Given request:
In the entries below, identify every line with the string "RECEPTIVE" and copy it.

+++ Supplied data +++

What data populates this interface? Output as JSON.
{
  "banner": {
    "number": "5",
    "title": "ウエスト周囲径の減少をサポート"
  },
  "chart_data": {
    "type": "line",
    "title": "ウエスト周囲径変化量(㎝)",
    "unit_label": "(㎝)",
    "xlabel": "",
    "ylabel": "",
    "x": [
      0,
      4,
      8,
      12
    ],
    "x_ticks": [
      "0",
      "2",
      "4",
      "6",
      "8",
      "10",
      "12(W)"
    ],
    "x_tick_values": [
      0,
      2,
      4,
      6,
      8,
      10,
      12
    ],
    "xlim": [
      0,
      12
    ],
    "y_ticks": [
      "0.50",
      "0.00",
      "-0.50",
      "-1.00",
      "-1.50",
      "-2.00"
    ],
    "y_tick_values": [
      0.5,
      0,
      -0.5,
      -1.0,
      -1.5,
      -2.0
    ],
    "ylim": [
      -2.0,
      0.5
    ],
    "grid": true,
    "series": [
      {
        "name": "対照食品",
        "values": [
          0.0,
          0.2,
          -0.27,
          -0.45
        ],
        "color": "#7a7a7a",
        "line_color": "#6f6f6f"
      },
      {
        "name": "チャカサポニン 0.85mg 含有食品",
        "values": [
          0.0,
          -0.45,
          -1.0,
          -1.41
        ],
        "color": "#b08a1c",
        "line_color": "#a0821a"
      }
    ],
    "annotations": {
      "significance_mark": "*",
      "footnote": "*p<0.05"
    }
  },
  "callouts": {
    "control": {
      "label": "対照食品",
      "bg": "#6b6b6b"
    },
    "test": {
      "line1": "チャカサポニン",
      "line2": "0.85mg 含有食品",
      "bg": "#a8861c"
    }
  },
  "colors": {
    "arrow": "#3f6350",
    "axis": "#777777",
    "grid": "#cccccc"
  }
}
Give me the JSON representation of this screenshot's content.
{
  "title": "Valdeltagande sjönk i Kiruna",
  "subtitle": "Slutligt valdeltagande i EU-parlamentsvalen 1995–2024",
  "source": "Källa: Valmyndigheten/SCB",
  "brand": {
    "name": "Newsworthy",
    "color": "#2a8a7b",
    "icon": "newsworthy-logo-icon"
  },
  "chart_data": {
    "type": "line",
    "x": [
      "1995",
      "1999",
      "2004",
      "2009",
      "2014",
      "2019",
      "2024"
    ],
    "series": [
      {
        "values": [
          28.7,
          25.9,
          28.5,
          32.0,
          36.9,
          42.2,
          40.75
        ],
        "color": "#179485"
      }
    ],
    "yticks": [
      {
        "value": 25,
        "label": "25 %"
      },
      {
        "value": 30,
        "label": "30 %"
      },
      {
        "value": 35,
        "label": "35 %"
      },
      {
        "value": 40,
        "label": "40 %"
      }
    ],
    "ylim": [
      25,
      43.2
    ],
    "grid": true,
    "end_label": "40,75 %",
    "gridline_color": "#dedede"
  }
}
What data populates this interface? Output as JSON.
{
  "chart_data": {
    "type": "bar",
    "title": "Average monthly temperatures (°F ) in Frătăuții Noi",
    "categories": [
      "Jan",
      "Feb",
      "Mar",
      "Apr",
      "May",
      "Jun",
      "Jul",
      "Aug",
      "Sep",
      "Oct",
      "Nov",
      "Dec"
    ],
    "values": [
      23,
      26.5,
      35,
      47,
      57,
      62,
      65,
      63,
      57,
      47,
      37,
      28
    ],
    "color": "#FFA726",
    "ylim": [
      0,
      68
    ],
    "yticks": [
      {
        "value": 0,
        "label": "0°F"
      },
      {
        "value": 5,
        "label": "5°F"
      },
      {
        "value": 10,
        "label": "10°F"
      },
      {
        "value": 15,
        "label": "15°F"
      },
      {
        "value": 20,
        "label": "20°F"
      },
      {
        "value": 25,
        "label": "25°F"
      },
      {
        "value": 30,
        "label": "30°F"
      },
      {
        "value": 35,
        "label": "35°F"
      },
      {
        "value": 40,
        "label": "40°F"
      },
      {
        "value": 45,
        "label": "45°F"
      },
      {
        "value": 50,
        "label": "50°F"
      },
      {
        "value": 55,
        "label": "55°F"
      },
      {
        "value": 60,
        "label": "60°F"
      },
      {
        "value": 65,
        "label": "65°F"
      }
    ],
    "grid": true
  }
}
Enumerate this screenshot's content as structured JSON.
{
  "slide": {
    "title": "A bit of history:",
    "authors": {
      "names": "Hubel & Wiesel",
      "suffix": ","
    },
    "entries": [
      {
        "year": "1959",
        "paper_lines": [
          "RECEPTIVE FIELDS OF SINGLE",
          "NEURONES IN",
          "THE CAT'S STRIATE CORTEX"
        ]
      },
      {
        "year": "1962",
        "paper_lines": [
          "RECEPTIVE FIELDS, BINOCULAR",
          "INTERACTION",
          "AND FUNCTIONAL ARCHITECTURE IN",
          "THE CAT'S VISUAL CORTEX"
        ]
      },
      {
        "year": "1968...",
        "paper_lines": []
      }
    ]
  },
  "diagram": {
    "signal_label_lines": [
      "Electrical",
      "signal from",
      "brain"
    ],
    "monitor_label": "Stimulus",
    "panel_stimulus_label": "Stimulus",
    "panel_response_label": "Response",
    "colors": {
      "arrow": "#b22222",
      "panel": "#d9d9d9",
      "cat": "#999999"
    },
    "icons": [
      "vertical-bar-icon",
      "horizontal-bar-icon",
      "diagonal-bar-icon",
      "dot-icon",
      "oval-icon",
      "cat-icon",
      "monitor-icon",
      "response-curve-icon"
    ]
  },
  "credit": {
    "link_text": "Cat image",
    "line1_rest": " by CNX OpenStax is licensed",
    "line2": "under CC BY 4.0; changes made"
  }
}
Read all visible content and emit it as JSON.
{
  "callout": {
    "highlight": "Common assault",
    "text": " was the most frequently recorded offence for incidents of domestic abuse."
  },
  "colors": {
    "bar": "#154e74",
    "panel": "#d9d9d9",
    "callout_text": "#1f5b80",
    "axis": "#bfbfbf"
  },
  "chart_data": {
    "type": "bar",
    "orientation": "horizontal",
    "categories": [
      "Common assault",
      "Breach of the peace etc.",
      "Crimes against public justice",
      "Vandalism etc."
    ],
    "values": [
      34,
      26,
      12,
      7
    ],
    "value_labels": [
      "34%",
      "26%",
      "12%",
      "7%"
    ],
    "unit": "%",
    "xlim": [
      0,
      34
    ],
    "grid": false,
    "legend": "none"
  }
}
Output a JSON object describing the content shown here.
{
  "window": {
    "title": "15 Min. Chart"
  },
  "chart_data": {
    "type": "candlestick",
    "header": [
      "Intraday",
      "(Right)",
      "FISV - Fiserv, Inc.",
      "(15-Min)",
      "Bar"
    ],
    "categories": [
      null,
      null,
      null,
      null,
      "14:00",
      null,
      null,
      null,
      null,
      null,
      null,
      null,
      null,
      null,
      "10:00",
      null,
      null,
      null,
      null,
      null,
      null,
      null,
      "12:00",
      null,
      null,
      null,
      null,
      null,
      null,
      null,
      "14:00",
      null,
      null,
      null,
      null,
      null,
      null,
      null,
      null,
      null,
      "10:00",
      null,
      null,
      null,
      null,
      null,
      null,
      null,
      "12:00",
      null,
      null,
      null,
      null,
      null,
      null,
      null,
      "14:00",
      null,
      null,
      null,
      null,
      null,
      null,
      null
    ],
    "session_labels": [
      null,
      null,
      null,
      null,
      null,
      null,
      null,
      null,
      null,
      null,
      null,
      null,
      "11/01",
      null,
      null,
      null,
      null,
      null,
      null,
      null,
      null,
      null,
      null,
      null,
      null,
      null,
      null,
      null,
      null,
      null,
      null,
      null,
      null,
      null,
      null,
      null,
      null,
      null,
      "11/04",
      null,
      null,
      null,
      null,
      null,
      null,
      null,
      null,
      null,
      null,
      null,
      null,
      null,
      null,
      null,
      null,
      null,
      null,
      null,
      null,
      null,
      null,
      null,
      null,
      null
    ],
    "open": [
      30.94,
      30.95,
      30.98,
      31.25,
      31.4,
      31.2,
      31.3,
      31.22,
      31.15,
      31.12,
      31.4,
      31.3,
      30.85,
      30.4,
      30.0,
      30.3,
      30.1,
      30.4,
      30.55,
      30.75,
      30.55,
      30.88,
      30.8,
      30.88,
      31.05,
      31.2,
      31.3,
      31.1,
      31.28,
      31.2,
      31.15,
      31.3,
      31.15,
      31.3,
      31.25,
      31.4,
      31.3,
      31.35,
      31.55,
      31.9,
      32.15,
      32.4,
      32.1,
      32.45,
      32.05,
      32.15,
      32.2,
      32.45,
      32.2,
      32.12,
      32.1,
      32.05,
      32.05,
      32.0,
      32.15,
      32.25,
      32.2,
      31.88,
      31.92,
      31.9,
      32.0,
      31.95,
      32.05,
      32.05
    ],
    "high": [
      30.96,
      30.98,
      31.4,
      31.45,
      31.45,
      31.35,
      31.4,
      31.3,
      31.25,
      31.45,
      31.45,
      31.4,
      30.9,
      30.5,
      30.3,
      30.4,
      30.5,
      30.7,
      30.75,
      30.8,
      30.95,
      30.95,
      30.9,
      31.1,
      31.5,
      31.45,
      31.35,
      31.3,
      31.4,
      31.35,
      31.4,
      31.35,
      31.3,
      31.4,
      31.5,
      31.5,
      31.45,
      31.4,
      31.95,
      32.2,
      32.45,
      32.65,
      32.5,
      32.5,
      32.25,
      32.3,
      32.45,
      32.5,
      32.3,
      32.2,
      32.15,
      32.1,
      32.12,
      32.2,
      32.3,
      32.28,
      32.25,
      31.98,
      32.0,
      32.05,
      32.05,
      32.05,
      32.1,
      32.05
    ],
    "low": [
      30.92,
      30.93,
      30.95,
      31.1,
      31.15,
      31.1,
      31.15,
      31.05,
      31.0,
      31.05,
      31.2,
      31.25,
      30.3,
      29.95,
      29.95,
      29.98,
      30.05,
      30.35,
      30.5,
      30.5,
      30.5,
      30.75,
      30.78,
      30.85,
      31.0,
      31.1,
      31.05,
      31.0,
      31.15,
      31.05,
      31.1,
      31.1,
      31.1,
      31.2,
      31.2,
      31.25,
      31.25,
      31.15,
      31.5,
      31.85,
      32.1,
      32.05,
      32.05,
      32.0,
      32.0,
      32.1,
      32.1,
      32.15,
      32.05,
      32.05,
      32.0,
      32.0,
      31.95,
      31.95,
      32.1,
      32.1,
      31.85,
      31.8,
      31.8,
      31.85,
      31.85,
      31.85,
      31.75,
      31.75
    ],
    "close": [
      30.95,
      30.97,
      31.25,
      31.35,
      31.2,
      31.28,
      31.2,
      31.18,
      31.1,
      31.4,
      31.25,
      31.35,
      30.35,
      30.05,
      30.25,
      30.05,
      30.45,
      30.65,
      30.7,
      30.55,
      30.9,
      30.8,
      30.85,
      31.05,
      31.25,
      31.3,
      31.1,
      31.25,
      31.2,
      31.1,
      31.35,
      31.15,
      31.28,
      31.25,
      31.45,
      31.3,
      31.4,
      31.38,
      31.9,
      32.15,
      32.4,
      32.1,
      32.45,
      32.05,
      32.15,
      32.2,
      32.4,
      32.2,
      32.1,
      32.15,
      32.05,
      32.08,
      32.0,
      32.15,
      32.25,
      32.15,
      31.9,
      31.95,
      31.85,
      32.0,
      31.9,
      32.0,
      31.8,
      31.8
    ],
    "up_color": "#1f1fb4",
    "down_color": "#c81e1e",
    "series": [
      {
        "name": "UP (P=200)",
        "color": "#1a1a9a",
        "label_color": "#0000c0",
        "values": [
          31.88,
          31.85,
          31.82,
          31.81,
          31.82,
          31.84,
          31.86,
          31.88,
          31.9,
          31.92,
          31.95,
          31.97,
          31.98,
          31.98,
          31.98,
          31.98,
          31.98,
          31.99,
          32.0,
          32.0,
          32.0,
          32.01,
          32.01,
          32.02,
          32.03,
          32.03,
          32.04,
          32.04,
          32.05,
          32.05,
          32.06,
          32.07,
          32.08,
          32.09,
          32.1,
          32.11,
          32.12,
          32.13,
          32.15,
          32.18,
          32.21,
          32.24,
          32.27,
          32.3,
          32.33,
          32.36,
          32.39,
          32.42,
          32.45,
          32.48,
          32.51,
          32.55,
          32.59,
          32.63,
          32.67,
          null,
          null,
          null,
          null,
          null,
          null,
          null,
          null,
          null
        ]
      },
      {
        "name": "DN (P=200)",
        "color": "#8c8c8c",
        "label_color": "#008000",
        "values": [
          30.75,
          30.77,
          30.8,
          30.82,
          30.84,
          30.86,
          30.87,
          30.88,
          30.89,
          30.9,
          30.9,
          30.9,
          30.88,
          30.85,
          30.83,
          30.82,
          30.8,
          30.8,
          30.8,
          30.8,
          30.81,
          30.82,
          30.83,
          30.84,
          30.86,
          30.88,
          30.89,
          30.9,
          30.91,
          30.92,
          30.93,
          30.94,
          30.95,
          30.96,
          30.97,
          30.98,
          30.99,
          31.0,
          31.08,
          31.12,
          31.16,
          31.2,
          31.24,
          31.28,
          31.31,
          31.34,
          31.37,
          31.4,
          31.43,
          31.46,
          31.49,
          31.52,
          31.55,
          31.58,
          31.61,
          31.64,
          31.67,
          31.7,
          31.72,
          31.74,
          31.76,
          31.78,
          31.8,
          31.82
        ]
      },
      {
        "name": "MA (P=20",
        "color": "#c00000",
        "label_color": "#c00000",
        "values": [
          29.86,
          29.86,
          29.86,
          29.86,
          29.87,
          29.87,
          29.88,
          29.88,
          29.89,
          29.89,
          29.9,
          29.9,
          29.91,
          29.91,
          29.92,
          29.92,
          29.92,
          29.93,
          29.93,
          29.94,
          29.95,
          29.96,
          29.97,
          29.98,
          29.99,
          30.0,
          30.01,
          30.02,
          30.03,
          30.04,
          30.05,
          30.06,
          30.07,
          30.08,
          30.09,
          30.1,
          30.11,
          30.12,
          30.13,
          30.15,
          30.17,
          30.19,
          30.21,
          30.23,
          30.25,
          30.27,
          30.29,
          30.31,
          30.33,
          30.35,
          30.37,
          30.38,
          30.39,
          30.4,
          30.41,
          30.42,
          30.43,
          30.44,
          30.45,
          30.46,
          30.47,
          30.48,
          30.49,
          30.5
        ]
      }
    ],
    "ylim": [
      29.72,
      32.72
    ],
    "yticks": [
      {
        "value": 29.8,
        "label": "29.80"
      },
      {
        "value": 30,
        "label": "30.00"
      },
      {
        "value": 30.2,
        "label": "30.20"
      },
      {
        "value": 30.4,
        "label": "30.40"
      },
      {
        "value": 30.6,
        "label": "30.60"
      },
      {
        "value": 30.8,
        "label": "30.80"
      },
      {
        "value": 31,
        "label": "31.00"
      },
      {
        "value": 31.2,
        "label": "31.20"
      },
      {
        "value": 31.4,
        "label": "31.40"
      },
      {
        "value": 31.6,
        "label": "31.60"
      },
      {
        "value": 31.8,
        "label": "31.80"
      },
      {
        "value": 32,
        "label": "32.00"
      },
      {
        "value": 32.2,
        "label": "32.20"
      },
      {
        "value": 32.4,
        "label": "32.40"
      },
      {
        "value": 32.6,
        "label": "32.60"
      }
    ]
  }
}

+++

Task solution:
          "RECEPTIVE FIELDS OF SINGLE",
          "RECEPTIVE FIELDS, BINOCULAR",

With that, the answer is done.